(Stored records)
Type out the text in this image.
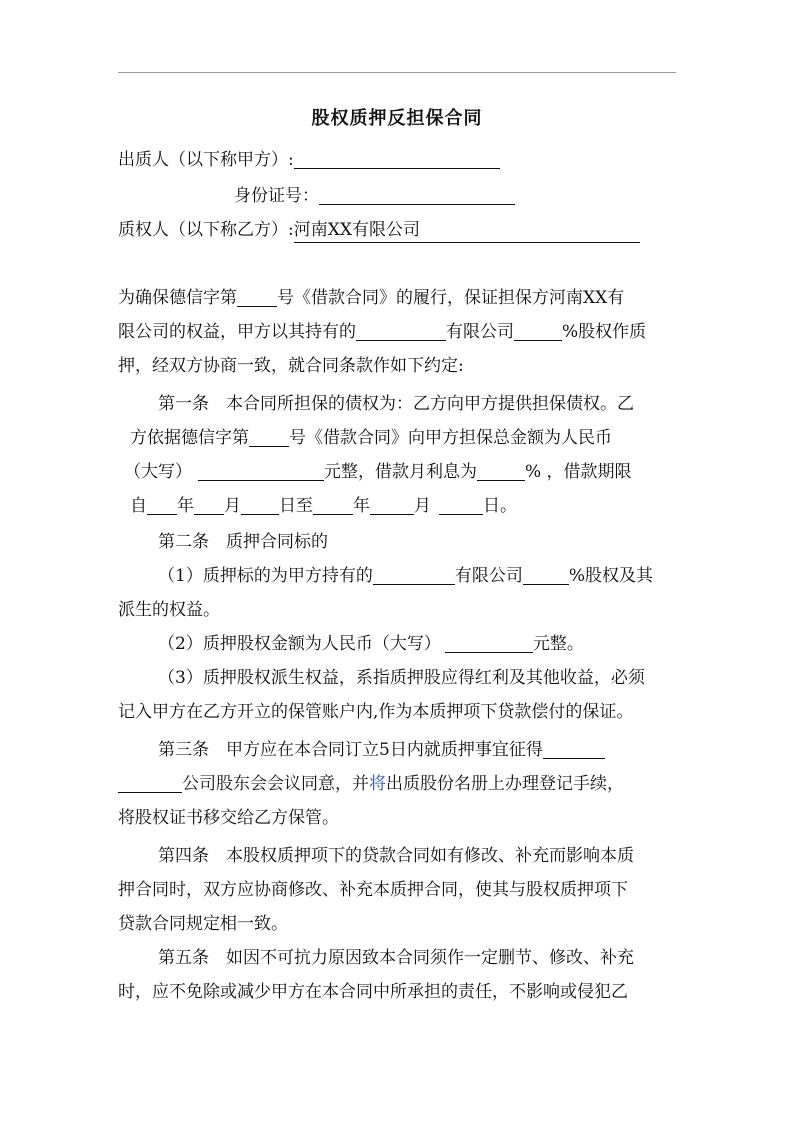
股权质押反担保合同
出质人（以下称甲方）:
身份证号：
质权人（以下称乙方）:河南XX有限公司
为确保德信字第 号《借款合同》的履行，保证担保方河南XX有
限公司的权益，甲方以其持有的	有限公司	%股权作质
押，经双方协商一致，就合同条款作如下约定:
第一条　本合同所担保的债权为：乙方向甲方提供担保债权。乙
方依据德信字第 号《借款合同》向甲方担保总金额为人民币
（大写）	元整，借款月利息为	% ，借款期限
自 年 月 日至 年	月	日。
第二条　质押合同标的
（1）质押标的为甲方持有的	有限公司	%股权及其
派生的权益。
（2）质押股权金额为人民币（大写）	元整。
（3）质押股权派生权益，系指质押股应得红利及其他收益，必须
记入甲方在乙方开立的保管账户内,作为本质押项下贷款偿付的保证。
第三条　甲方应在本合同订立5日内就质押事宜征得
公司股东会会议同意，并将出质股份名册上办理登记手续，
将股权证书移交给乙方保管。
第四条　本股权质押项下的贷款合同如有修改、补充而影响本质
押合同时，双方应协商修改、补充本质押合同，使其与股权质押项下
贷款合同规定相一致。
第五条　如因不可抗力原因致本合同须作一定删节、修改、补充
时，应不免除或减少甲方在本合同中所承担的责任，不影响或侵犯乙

WHAT IS EXPECTED: Determine how many lines of the listing above include the word "借款合同", and report that number only.

SOLVED EXERCISE: 2